YOUR TASK: Return all of the data exactly as given.

DATA LINES:
--- START ---

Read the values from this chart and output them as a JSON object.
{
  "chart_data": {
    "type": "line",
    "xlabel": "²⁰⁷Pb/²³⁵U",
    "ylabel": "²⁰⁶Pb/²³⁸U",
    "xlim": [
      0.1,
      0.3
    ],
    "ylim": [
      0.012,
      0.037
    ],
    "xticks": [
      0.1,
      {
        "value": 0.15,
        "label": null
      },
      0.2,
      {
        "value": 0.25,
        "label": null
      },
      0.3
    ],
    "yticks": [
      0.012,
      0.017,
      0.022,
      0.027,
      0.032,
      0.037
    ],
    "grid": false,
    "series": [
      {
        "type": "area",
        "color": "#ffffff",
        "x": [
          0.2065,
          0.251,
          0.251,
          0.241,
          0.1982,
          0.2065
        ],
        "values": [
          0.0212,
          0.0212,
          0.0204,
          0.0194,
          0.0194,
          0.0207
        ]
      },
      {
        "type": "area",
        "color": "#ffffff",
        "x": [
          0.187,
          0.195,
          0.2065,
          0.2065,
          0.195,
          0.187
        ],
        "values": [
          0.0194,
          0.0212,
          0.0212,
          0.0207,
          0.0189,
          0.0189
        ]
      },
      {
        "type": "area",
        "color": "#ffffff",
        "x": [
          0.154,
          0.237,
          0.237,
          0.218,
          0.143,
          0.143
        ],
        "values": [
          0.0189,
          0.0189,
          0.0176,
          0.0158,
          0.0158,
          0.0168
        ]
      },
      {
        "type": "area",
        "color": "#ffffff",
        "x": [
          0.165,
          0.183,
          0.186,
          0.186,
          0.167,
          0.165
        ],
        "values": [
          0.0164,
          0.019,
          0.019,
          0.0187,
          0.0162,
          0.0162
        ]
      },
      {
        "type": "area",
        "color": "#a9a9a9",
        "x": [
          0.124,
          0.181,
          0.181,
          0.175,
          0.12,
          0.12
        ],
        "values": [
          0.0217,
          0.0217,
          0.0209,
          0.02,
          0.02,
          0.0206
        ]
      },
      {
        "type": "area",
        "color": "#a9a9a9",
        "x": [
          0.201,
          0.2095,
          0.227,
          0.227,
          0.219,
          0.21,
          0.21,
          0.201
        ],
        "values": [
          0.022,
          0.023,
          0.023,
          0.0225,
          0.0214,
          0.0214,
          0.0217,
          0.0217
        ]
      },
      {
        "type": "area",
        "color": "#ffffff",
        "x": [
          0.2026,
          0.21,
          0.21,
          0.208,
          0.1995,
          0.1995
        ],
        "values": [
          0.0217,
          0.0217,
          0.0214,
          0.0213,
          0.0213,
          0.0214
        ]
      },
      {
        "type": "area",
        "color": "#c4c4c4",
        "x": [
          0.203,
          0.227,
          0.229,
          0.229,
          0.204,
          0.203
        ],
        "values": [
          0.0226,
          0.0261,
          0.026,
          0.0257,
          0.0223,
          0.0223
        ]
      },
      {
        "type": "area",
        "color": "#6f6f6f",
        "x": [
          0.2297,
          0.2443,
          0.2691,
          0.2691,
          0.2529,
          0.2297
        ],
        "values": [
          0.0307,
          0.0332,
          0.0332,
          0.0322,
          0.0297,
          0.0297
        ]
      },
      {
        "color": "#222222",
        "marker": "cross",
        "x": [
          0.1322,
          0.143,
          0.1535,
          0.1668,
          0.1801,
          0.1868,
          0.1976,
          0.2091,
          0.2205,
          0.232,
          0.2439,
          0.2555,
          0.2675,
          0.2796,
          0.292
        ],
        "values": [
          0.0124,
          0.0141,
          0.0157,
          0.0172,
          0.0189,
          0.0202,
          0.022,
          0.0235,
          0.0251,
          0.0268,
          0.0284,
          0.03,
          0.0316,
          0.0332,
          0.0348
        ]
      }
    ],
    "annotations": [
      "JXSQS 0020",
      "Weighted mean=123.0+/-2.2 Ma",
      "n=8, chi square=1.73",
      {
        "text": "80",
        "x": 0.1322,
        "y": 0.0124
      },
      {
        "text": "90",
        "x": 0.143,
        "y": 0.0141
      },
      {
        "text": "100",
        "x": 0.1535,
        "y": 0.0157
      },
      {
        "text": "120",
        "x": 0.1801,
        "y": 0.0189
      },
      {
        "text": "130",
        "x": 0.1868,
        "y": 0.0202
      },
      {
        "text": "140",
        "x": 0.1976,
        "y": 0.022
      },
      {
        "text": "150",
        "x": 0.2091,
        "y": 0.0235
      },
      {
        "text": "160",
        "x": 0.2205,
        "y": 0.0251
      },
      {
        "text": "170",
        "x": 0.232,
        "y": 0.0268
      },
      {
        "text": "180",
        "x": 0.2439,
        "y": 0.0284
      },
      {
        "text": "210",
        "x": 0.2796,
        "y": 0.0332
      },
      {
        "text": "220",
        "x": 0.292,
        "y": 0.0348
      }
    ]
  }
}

--- END ---

RESULT OF THIS EXERCISE:
Read the values from this chart and output them as a JSON object.
{
  "chart_data": {
    "type": "line",
    "xlabel": "²⁰⁷Pb/²³⁵U",
    "ylabel": "²⁰⁶Pb/²³⁸U",
    "xlim": [
      0.1,
      0.3
    ],
    "ylim": [
      0.012,
      0.037
    ],
    "xticks": [
      0.1,
      {
        "value": 0.15,
        "label": null
      },
      0.2,
      {
        "value": 0.25,
        "label": null
      },
      0.3
    ],
    "yticks": [
      0.012,
      0.017,
      0.022,
      0.027,
      0.032,
      0.037
    ],
    "grid": false,
    "series": [
      {
        "type": "area",
        "color": "#ffffff",
        "x": [
          0.2065,
          0.251,
          0.251,
          0.241,
          0.1982,
          0.2065
        ],
        "values": [
          0.0212,
          0.0212,
          0.0204,
          0.0194,
          0.0194,
          0.0207
        ]
      },
      {
        "type": "area",
        "color": "#ffffff",
        "x": [
          0.187,
          0.195,
          0.2065,
          0.2065,
          0.195,
          0.187
        ],
        "values": [
          0.0194,
          0.0212,
          0.0212,
          0.0207,
          0.0189,
          0.0189
        ]
      },
      {
        "type": "area",
        "color": "#ffffff",
        "x": [
          0.154,
          0.237,
          0.237,
          0.218,
          0.143,
          0.143
        ],
        "values": [
          0.0189,
          0.0189,
          0.0176,
          0.0158,
          0.0158,
          0.0168
        ]
      },
      {
        "type": "area",
        "color": "#ffffff",
        "x": [
          0.165,
          0.183,
          0.186,
          0.186,
          0.167,
          0.165
        ],
        "values": [
          0.0164,
          0.019,
          0.019,
          0.0187,
          0.0162,
          0.0162
        ]
      },
      {
        "type": "area",
        "color": "#a9a9a9",
        "x": [
          0.124,
          0.181,
          0.181,
          0.175,
          0.12,
          0.12
        ],
        "values": [
          0.0217,
          0.0217,
          0.0209,
          0.02,
          0.02,
          0.0206
        ]
      },
      {
        "type": "area",
        "color": "#a9a9a9",
        "x": [
          0.201,
          0.2095,
          0.227,
          0.227,
          0.219,
          0.21,
          0.21,
          0.201
        ],
        "values": [
          0.022,
          0.023,
          0.023,
          0.0225,
          0.0214,
          0.0214,
          0.0217,
          0.0217
        ]
      },
      {
        "type": "area",
        "color": "#ffffff",
        "x": [
          0.2026,
          0.21,
          0.21,
          0.208,
          0.1995,
          0.1995
        ],
        "values": [
          0.0217,
          0.0217,
          0.0214,
          0.0213,
          0.0213,
          0.0214
        ]
      },
      {
        "type": "area",
        "color": "#c4c4c4",
        "x": [
          0.203,
          0.227,
          0.229,
          0.229,
          0.204,
          0.203
        ],
        "values": [
          0.0226,
          0.0261,
          0.026,
          0.0257,
          0.0223,
          0.0223
        ]
      },
      {
        "type": "area",
        "color": "#6f6f6f",
        "x": [
          0.2297,
          0.2443,
          0.2691,
          0.2691,
          0.2529,
          0.2297
        ],
        "values": [
          0.0307,
          0.0332,
          0.0332,
          0.0322,
          0.0297,
          0.0297
        ]
      },
      {
        "color": "#222222",
        "marker": "cross",
        "x": [
          0.1322,
          0.143,
          0.1535,
          0.1668,
          0.1801,
          0.1868,
          0.1976,
          0.2091,
          0.2205,
          0.232,
          0.2439,
          0.2555,
          0.2675,
          0.2796,
          0.292
        ],
        "values": [
          0.0124,
          0.0141,
          0.0157,
          0.0172,
          0.0189,
          0.0202,
          0.022,
          0.0235,
          0.0251,
          0.0268,
          0.0284,
          0.03,
          0.0316,
          0.0332,
          0.0348
        ]
      }
    ],
    "annotations": [
      "JXSQS 0020",
      "Weighted mean=123.0+/-2.2 Ma",
      "n=8, chi square=1.73",
      {
        "text": "80",
        "x": 0.1322,
        "y": 0.0124
      },
      {
        "text": "90",
        "x": 0.143,
        "y": 0.0141
      },
      {
        "text": "100",
        "x": 0.1535,
        "y": 0.0157
      },
      {
        "text": "120",
        "x": 0.1801,
        "y": 0.0189
      },
      {
        "text": "130",
        "x": 0.1868,
        "y": 0.0202
      },
      {
        "text": "140",
        "x": 0.1976,
        "y": 0.022
      },
      {
        "text": "150",
        "x": 0.2091,
        "y": 0.0235
      },
      {
        "text": "160",
        "x": 0.2205,
        "y": 0.0251
      },
      {
        "text": "170",
        "x": 0.232,
        "y": 0.0268
      },
      {
        "text": "180",
        "x": 0.2439,
        "y": 0.0284
      },
      {
        "text": "210",
        "x": 0.2796,
        "y": 0.0332
      },
      {
        "text": "220",
        "x": 0.292,
        "y": 0.0348
      }
    ]
  }
}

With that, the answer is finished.